■ Requirement ■
Scan the entries below and extract each line with the word "这样静静地等待我们的" in it.

::: Provided records

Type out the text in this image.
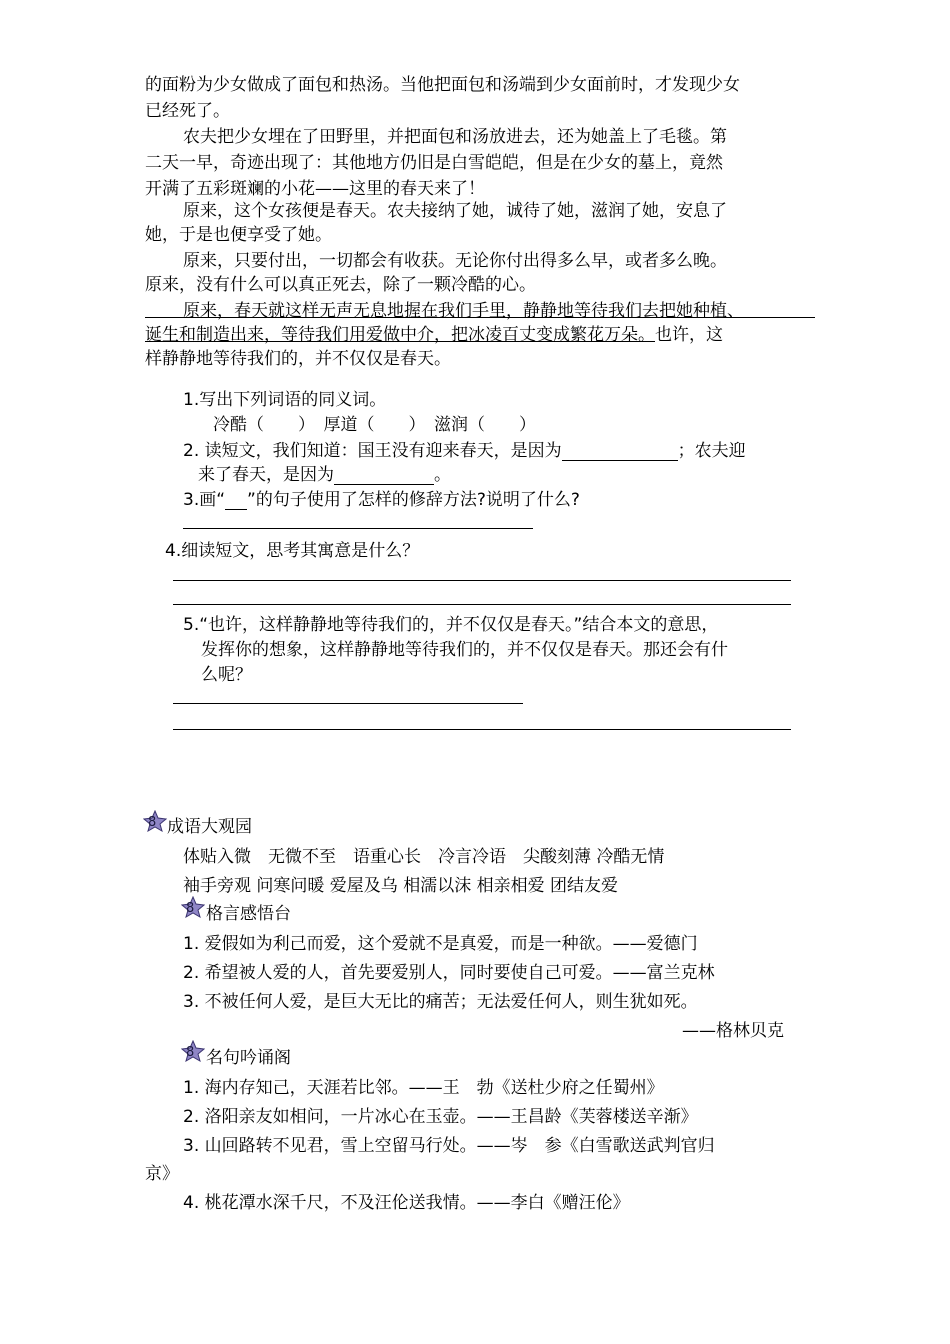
的面粉为少女做成了面包和热汤。当他把面包和汤端到少女面前时，才发现少女
已经死了。
农夫把少女埋在了田野里，并把面包和汤放进去，还为她盖上了毛毯。第
二天一早，奇迹出现了：其他地方仍旧是白雪皑皑，但是在少女的墓上，竟然
开满了五彩斑斓的小花——这里的春天来了！
原来，这个女孩便是春天。农夫接纳了她，诚待了她，滋润了她，安息了
她，于是也便享受了她。
原来，只要付出，一切都会有收获。无论你付出得多么早，或者多么晚。
原来，没有什么可以真正死去，除了一颗冷酷的心。
原来，春天就这样无声无息地握在我们手里，静静地等待我们去把她种植、
诞生和制造出来，等待我们用爱做中介，把冰凌百丈变成繁花万朵。也许，这
样静静地等待我们的，并不仅仅是春天。
1.写出下列词语的同义词。
冷酷（　　）　厚道（　　）　滋润（　　）
2. 读短文，我们知道：国王没有迎来春天，是因为	；农夫迎
来了春天，是因为	。
3.画“ ”的句子使用了怎样的修辞方法?说明了什么?
4.细读短文，思考其寓意是什么？
5.“也许，这样静静地等待我们的，并不仅仅是春天。”结合本文的意思，
发挥你的想象，这样静静地等待我们的，并不仅仅是春天。那还会有什
么呢？
8 成语大观园
体贴入微　无微不至　语重心长　冷言冷语　尖酸刻薄 冷酷无情
袖手旁观 问寒问暖 爱屋及乌 相濡以沫 相亲相爱 团结友爱
8 格言感悟台
1. 爱假如为利己而爱，这个爱就不是真爱，而是一种欲。——爱德门
2. 希望被人爱的人，首先要爱别人，同时要使自己可爱。——富兰克林
3. 不被任何人爱，是巨大无比的痛苦；无法爱任何人，则生犹如死。
——格林贝克
8 名句吟诵阁
1. 海内存知己，天涯若比邻。——王　勃《送杜少府之任蜀州》
2. 洛阳亲友如相问，一片冰心在玉壶。——王昌龄《芙蓉楼送辛渐》
3. 山回路转不见君，雪上空留马行处。——岑　参《白雪歌送武判官归
京》
4. 桃花潭水深千尺，不及汪伦送我情。——李白《赠汪伦》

::::::

■ Problem solution ■
5.“也许，这样静静地等待我们的，并不仅仅是春天。”结合本文的意思，
发挥你的想象，这样静静地等待我们的，并不仅仅是春天。那还会有什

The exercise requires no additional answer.